EXERCISE DETAILS:
Beneath this task is a listing. State how many of its lines include the string "hint", giving nothing but the number.

### RECORDS TO PROCESS

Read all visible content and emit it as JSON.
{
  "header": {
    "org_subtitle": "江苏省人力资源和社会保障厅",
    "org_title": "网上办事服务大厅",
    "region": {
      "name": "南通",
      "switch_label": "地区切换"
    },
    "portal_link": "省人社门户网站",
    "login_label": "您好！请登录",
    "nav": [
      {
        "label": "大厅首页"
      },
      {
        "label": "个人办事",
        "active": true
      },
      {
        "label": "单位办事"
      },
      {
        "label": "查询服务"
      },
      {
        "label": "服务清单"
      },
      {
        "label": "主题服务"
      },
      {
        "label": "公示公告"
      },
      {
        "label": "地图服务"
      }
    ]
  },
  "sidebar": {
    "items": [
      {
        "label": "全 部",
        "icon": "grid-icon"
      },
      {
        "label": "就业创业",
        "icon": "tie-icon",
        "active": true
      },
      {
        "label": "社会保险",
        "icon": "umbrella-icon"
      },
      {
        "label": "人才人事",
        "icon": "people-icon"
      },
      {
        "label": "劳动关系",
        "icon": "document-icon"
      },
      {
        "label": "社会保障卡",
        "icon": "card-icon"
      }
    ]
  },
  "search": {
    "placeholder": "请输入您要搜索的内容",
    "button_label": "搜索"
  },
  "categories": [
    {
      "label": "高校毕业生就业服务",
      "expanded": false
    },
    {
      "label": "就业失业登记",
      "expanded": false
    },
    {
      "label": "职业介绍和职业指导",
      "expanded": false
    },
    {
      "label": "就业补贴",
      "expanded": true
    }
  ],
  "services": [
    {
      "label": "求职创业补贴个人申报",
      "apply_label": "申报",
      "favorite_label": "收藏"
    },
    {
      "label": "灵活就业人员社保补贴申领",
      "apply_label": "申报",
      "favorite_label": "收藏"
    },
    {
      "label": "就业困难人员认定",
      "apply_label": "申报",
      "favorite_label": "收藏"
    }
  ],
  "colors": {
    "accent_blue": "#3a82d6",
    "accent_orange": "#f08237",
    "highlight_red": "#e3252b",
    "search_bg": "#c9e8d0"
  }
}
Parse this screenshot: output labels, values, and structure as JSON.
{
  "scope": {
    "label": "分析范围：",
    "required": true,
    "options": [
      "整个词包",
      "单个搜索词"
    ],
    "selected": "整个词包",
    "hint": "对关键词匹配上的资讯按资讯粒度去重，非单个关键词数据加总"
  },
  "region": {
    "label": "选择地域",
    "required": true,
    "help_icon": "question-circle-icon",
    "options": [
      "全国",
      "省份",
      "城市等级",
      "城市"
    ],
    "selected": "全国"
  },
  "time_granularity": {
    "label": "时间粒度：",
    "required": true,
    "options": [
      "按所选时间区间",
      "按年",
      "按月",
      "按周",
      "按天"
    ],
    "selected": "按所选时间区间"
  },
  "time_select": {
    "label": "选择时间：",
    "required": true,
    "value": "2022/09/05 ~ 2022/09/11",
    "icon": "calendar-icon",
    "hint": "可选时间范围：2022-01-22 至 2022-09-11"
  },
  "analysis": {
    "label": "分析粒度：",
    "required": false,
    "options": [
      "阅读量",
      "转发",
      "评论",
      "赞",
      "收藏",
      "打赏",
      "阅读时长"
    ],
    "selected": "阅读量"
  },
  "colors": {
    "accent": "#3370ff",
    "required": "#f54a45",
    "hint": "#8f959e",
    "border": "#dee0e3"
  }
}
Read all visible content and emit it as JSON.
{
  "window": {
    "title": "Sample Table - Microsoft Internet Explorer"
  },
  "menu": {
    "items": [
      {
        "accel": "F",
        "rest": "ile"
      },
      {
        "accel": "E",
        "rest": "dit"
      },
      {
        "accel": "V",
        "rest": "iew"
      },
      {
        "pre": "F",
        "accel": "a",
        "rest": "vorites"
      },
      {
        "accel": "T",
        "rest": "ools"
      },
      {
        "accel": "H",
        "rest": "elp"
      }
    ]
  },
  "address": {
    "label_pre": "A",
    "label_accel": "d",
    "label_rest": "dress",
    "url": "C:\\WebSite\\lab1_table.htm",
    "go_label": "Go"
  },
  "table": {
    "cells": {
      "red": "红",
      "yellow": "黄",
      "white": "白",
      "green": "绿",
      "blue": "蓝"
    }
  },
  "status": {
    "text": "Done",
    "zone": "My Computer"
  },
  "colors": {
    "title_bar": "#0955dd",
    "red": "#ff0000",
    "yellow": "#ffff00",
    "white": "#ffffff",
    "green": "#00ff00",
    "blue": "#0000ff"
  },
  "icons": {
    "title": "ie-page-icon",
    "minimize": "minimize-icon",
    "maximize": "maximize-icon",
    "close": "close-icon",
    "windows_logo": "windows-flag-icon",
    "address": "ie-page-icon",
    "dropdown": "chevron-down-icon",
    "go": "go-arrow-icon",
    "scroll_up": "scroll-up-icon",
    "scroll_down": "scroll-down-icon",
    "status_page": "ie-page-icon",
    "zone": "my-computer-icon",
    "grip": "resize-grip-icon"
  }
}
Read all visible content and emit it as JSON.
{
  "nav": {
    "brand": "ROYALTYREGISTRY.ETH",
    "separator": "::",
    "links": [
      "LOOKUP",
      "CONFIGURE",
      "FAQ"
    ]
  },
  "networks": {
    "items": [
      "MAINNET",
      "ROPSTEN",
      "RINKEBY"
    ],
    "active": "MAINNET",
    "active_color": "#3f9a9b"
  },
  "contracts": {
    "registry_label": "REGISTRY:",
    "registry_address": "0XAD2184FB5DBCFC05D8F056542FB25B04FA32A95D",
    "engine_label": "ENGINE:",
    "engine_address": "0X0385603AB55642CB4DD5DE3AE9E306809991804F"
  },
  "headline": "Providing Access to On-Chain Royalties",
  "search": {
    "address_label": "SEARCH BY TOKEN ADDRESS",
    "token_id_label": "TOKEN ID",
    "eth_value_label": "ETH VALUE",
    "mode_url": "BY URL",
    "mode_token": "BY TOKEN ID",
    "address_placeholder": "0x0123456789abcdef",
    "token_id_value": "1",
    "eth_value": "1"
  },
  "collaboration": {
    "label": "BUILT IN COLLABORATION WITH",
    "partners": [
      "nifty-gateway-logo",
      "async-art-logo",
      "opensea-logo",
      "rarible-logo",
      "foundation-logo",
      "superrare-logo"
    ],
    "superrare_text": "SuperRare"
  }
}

######

THE COMPLETED TASK:
3